#### Materials provided ####

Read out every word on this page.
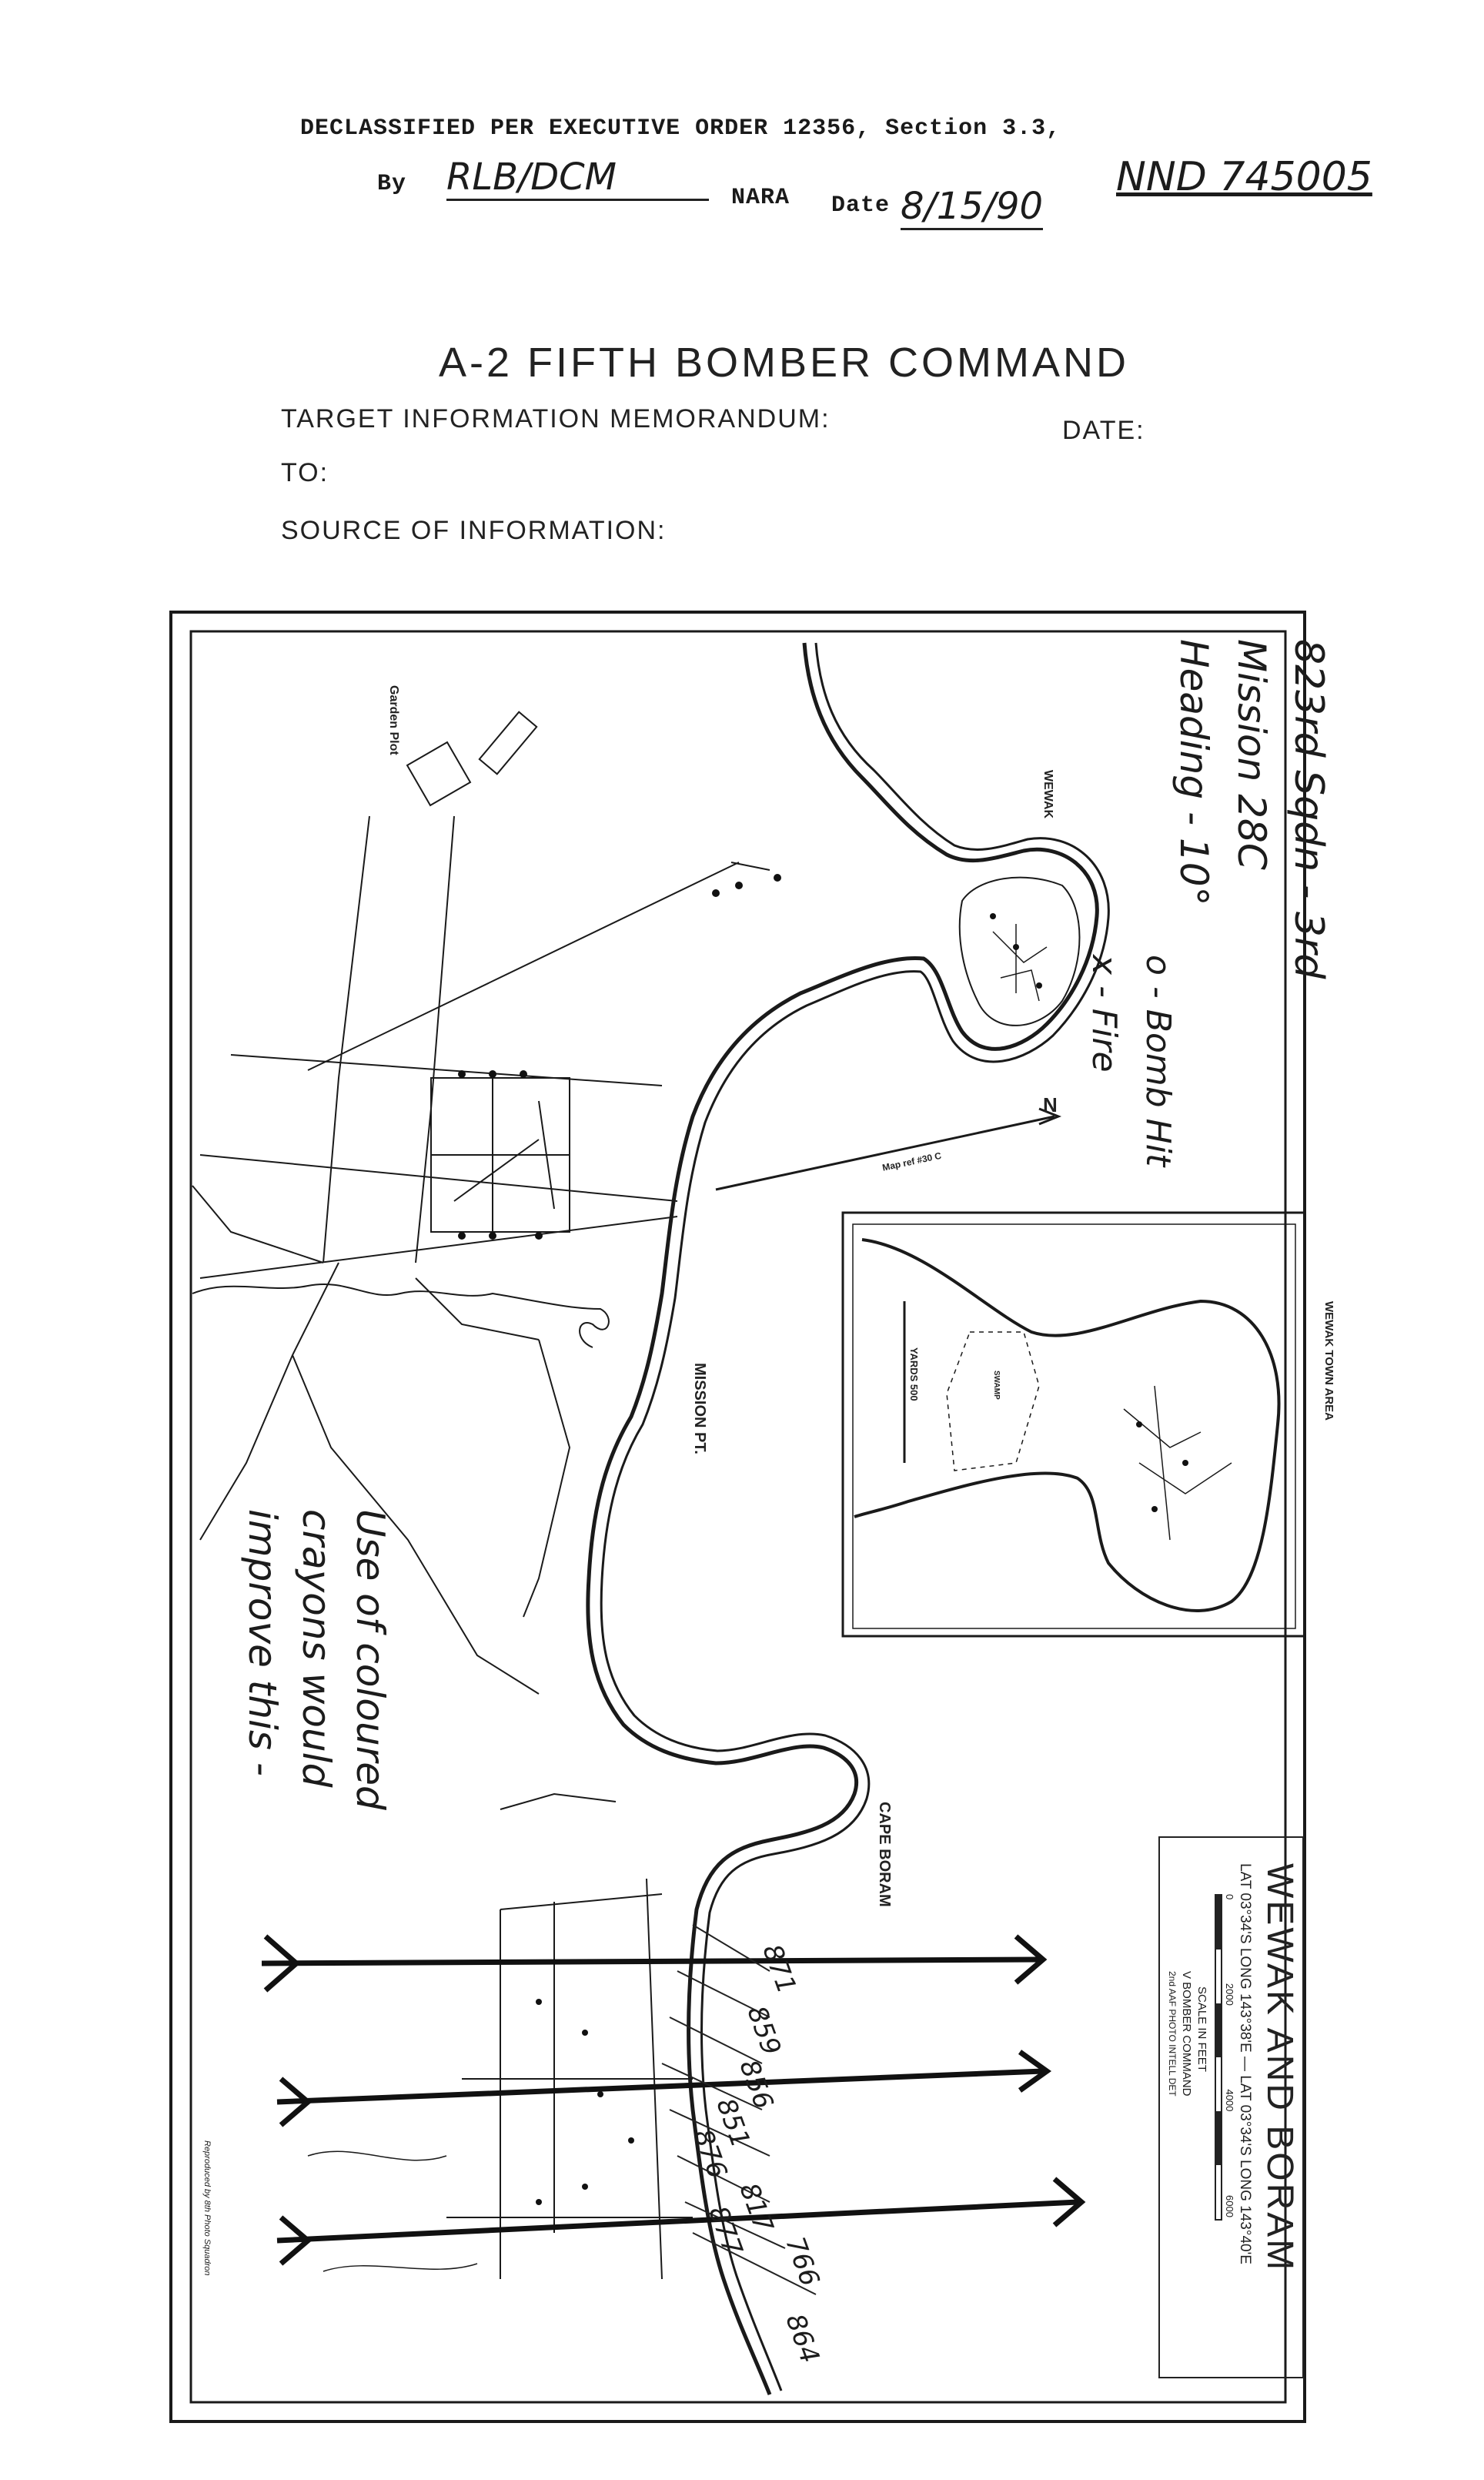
DECLASSIFIED PER EXECUTIVE ORDER 12356, Section 3.3,
NND 745005
By RLB/DCM	NARA Date 8/15/90
A-2 FIFTH BOMBER COMMAND
TARGET INFORMATION MEMORANDUM:	DATE:
TO:
SOURCE OF INFORMATION:
823rd Sqdn - 3rd
Mission 28C
Heading - 10°
o - Bomb Hit
x - Fire
Use of coloured
crayons would
improve this -
871
859
856
851
876
817
877
766
864
WEWAK
Garden Plot
MISSION PT.
CAPE BORAM
Map ref #30 C
N
WEWAK TOWN AREA
SWAMP
YARDS 500
WEWAK AND BORAM
LAT 03°34'S LONG 143°38'E — LAT 03°34'S LONG 143°40'E
0
2000
4000
6000
SCALE IN FEET
V BOMBER COMMAND
2nd AAF PHOTO INTELL DET
Reproduced by 8th Photo Squadron
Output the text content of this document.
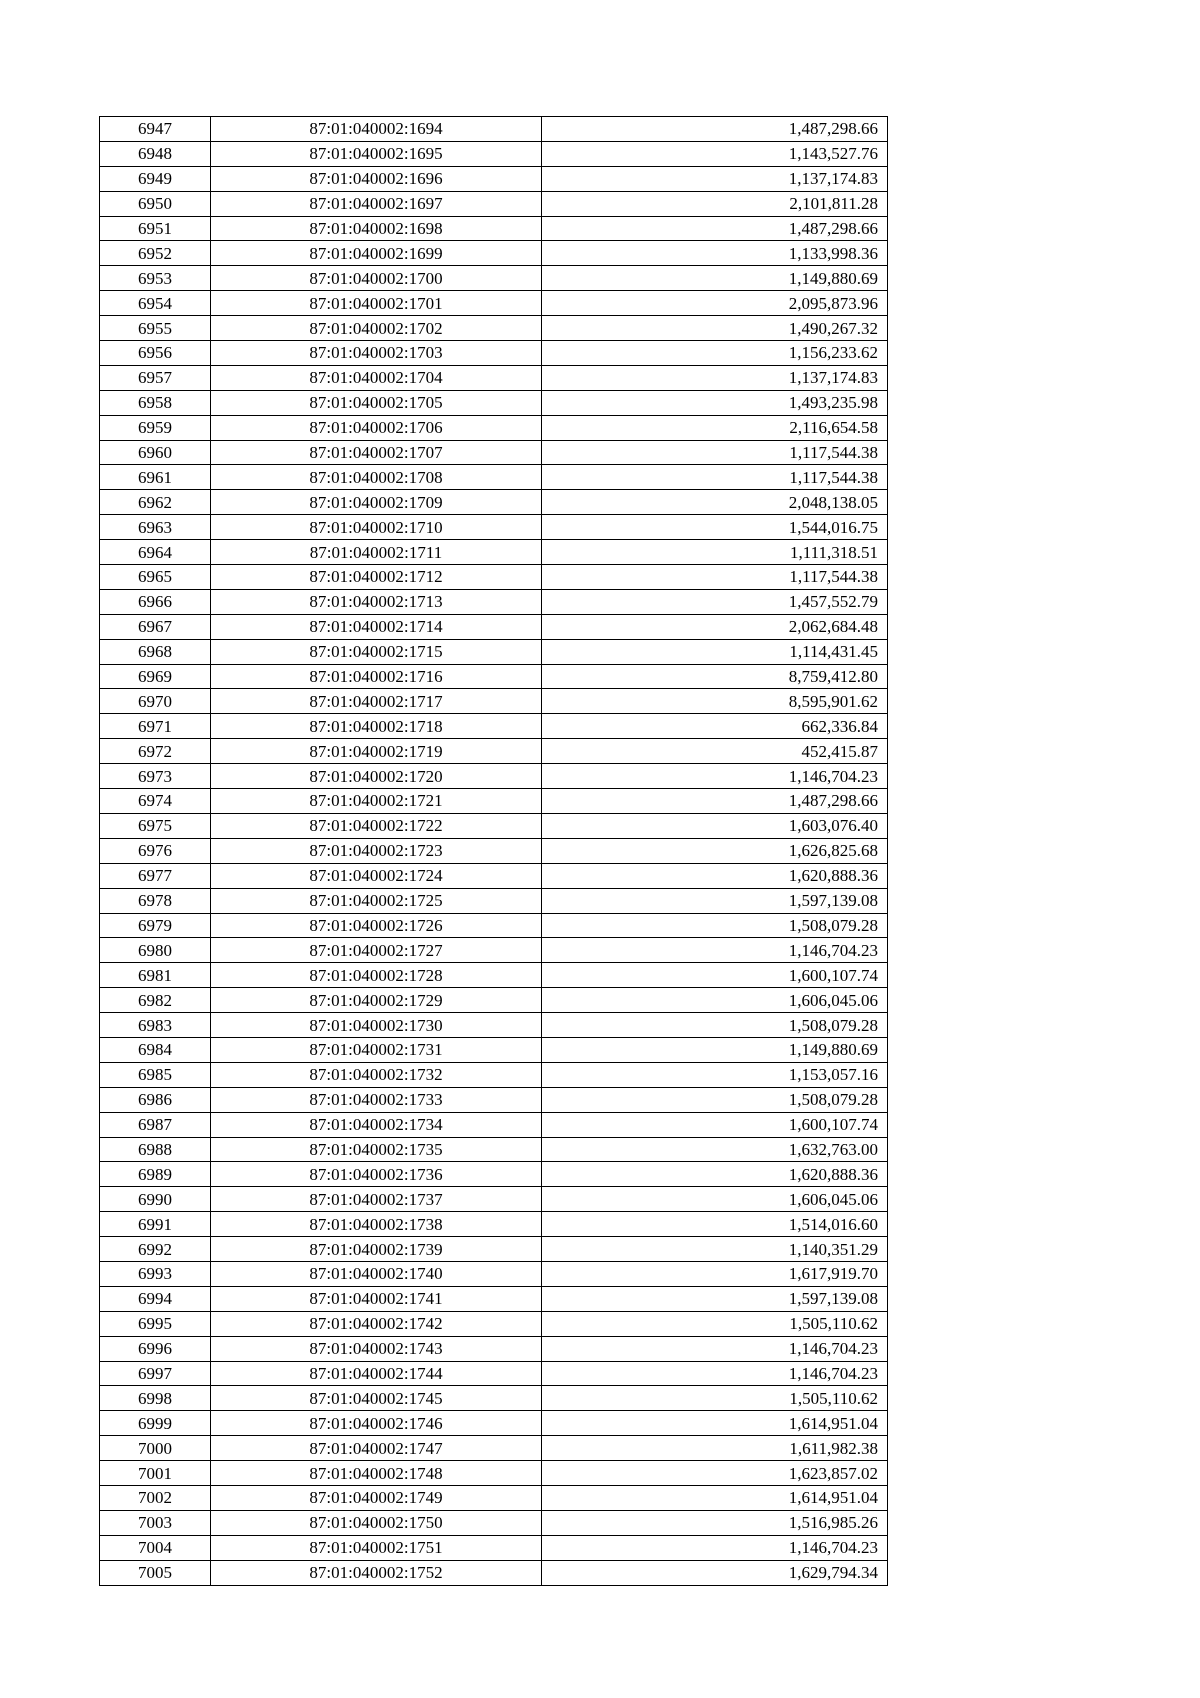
6947	87:01:040002:1694	1,487,298.66
6948	87:01:040002:1695	1,143,527.76
6949	87:01:040002:1696	1,137,174.83
6950	87:01:040002:1697	2,101,811.28
6951	87:01:040002:1698	1,487,298.66
6952	87:01:040002:1699	1,133,998.36
6953	87:01:040002:1700	1,149,880.69
6954	87:01:040002:1701	2,095,873.96
6955	87:01:040002:1702	1,490,267.32
6956	87:01:040002:1703	1,156,233.62
6957	87:01:040002:1704	1,137,174.83
6958	87:01:040002:1705	1,493,235.98
6959	87:01:040002:1706	2,116,654.58
6960	87:01:040002:1707	1,117,544.38
6961	87:01:040002:1708	1,117,544.38
6962	87:01:040002:1709	2,048,138.05
6963	87:01:040002:1710	1,544,016.75
6964	87:01:040002:1711	1,111,318.51
6965	87:01:040002:1712	1,117,544.38
6966	87:01:040002:1713	1,457,552.79
6967	87:01:040002:1714	2,062,684.48
6968	87:01:040002:1715	1,114,431.45
6969	87:01:040002:1716	8,759,412.80
6970	87:01:040002:1717	8,595,901.62
6971	87:01:040002:1718	662,336.84
6972	87:01:040002:1719	452,415.87
6973	87:01:040002:1720	1,146,704.23
6974	87:01:040002:1721	1,487,298.66
6975	87:01:040002:1722	1,603,076.40
6976	87:01:040002:1723	1,626,825.68
6977	87:01:040002:1724	1,620,888.36
6978	87:01:040002:1725	1,597,139.08
6979	87:01:040002:1726	1,508,079.28
6980	87:01:040002:1727	1,146,704.23
6981	87:01:040002:1728	1,600,107.74
6982	87:01:040002:1729	1,606,045.06
6983	87:01:040002:1730	1,508,079.28
6984	87:01:040002:1731	1,149,880.69
6985	87:01:040002:1732	1,153,057.16
6986	87:01:040002:1733	1,508,079.28
6987	87:01:040002:1734	1,600,107.74
6988	87:01:040002:1735	1,632,763.00
6989	87:01:040002:1736	1,620,888.36
6990	87:01:040002:1737	1,606,045.06
6991	87:01:040002:1738	1,514,016.60
6992	87:01:040002:1739	1,140,351.29
6993	87:01:040002:1740	1,617,919.70
6994	87:01:040002:1741	1,597,139.08
6995	87:01:040002:1742	1,505,110.62
6996	87:01:040002:1743	1,146,704.23
6997	87:01:040002:1744	1,146,704.23
6998	87:01:040002:1745	1,505,110.62
6999	87:01:040002:1746	1,614,951.04
7000	87:01:040002:1747	1,611,982.38
7001	87:01:040002:1748	1,623,857.02
7002	87:01:040002:1749	1,614,951.04
7003	87:01:040002:1750	1,516,985.26
7004	87:01:040002:1751	1,146,704.23
7005	87:01:040002:1752	1,629,794.34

####

Problem details:
Pick out every line with the string "WEWAK" and copy it.

Answer to this exercise:
WEWAK
WEWAK TOWN AREA
WEWAK AND BORAM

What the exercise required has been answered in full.